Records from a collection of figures
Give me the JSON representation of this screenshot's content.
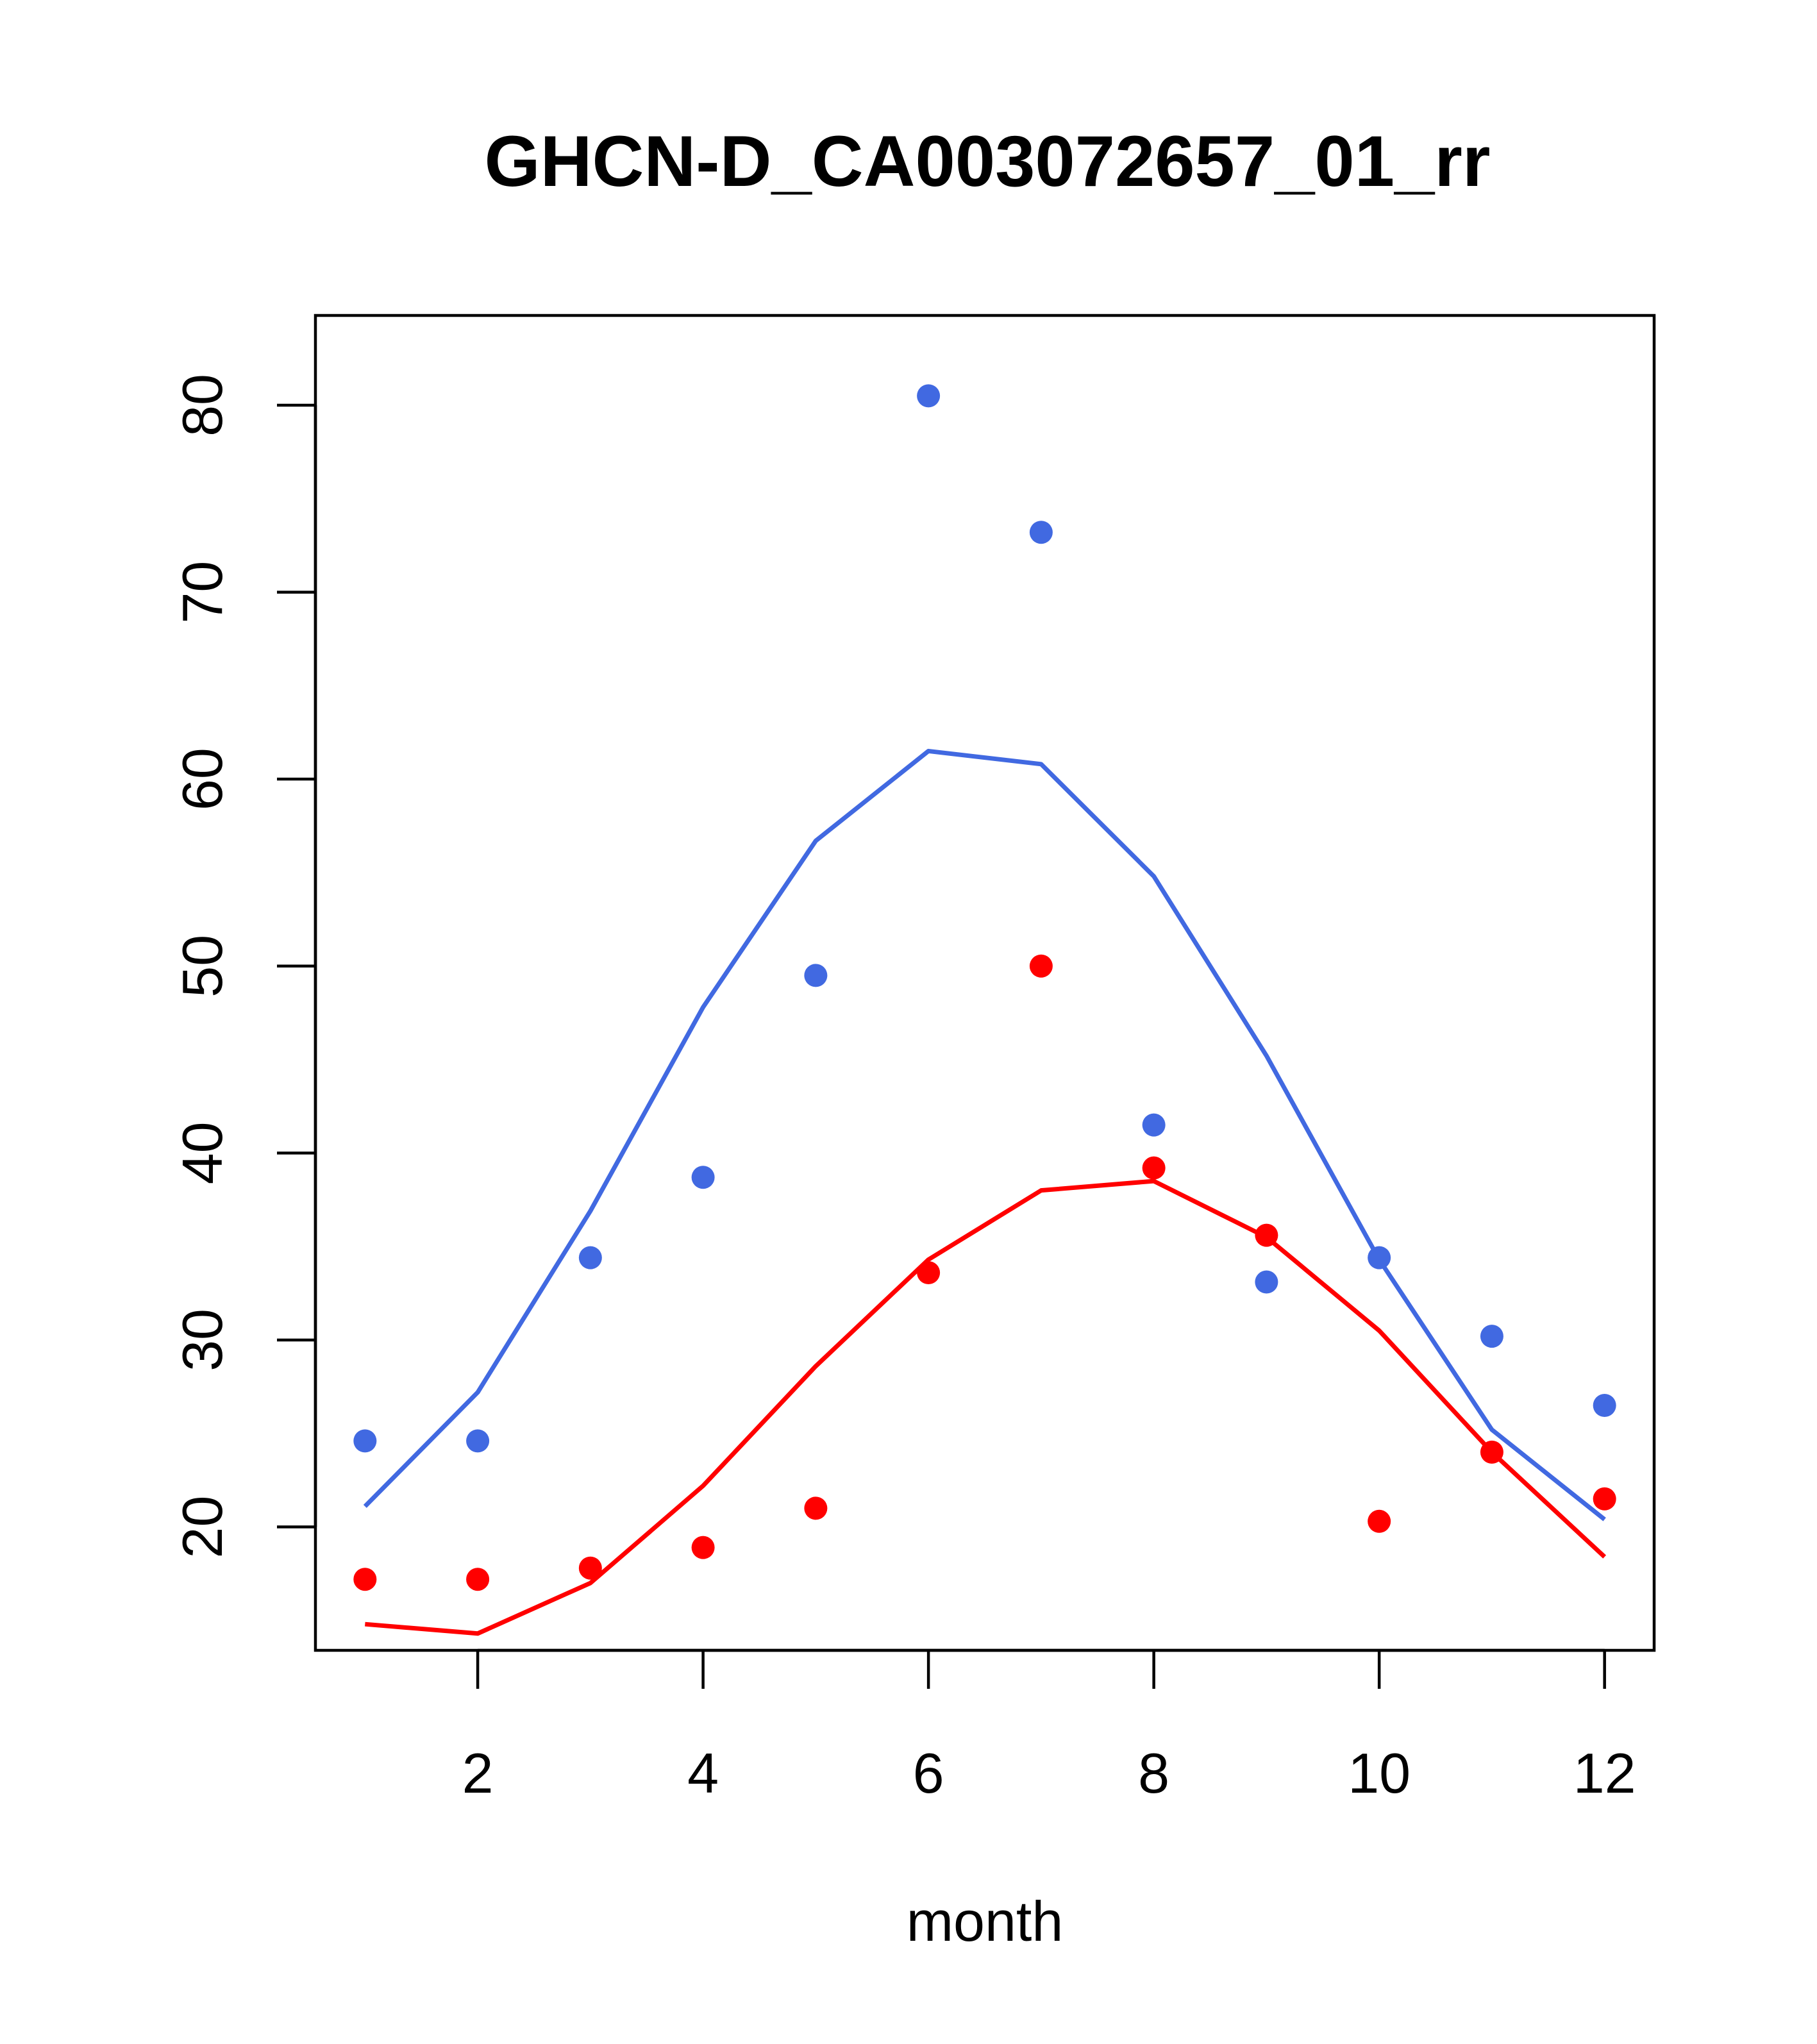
{
  "chart_data": {
    "type": "line",
    "title": "GHCN-D_CA003072657_01_rr",
    "xlabel": "month",
    "ylabel": "",
    "xlim": [
      0.56,
      12.44
    ],
    "ylim": [
      13.4,
      84.8
    ],
    "x_ticks": [
      2,
      4,
      6,
      8,
      10,
      12
    ],
    "y_ticks": [
      20,
      30,
      40,
      50,
      60,
      70,
      80
    ],
    "grid": false,
    "legend": "none",
    "x": [
      1,
      2,
      3,
      4,
      5,
      6,
      7,
      8,
      9,
      10,
      11,
      12
    ],
    "series": [
      {
        "name": "blue-points",
        "kind": "scatter",
        "color": "#4169E1",
        "values": [
          24.6,
          24.6,
          34.4,
          38.7,
          49.5,
          80.5,
          73.2,
          41.5,
          33.1,
          34.4,
          30.2,
          26.5
        ]
      },
      {
        "name": "blue-line",
        "kind": "line",
        "color": "#4169E1",
        "values": [
          21.1,
          27.2,
          36.9,
          47.8,
          56.7,
          61.5,
          60.8,
          54.8,
          45.2,
          34.3,
          25.2,
          20.4
        ]
      },
      {
        "name": "red-points",
        "kind": "scatter",
        "color": "#FF0000",
        "values": [
          17.2,
          17.2,
          17.8,
          18.9,
          21.0,
          33.6,
          50.0,
          39.2,
          35.6,
          20.3,
          24.0,
          21.5
        ]
      },
      {
        "name": "red-line",
        "kind": "line",
        "color": "#FF0000",
        "values": [
          14.8,
          14.3,
          17.0,
          22.2,
          28.6,
          34.3,
          38.0,
          38.5,
          35.5,
          30.5,
          24.0,
          18.4
        ]
      }
    ]
  }
}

**Do this:** Except for the pictures, print the data above exactly.

**Exercise output:**
Give me the JSON representation of this screenshot's content.
{
  "chart_data": {
    "type": "line",
    "title": "GHCN-D_CA003072657_01_rr",
    "xlabel": "month",
    "ylabel": "",
    "xlim": [
      0.56,
      12.44
    ],
    "ylim": [
      13.4,
      84.8
    ],
    "x_ticks": [
      2,
      4,
      6,
      8,
      10,
      12
    ],
    "y_ticks": [
      20,
      30,
      40,
      50,
      60,
      70,
      80
    ],
    "grid": false,
    "legend": "none",
    "x": [
      1,
      2,
      3,
      4,
      5,
      6,
      7,
      8,
      9,
      10,
      11,
      12
    ],
    "series": [
      {
        "name": "blue-points",
        "kind": "scatter",
        "color": "#4169E1",
        "values": [
          24.6,
          24.6,
          34.4,
          38.7,
          49.5,
          80.5,
          73.2,
          41.5,
          33.1,
          34.4,
          30.2,
          26.5
        ]
      },
      {
        "name": "blue-line",
        "kind": "line",
        "color": "#4169E1",
        "values": [
          21.1,
          27.2,
          36.9,
          47.8,
          56.7,
          61.5,
          60.8,
          54.8,
          45.2,
          34.3,
          25.2,
          20.4
        ]
      },
      {
        "name": "red-points",
        "kind": "scatter",
        "color": "#FF0000",
        "values": [
          17.2,
          17.2,
          17.8,
          18.9,
          21.0,
          33.6,
          50.0,
          39.2,
          35.6,
          20.3,
          24.0,
          21.5
        ]
      },
      {
        "name": "red-line",
        "kind": "line",
        "color": "#FF0000",
        "values": [
          14.8,
          14.3,
          17.0,
          22.2,
          28.6,
          34.3,
          38.0,
          38.5,
          35.5,
          30.5,
          24.0,
          18.4
        ]
      }
    ]
  }
}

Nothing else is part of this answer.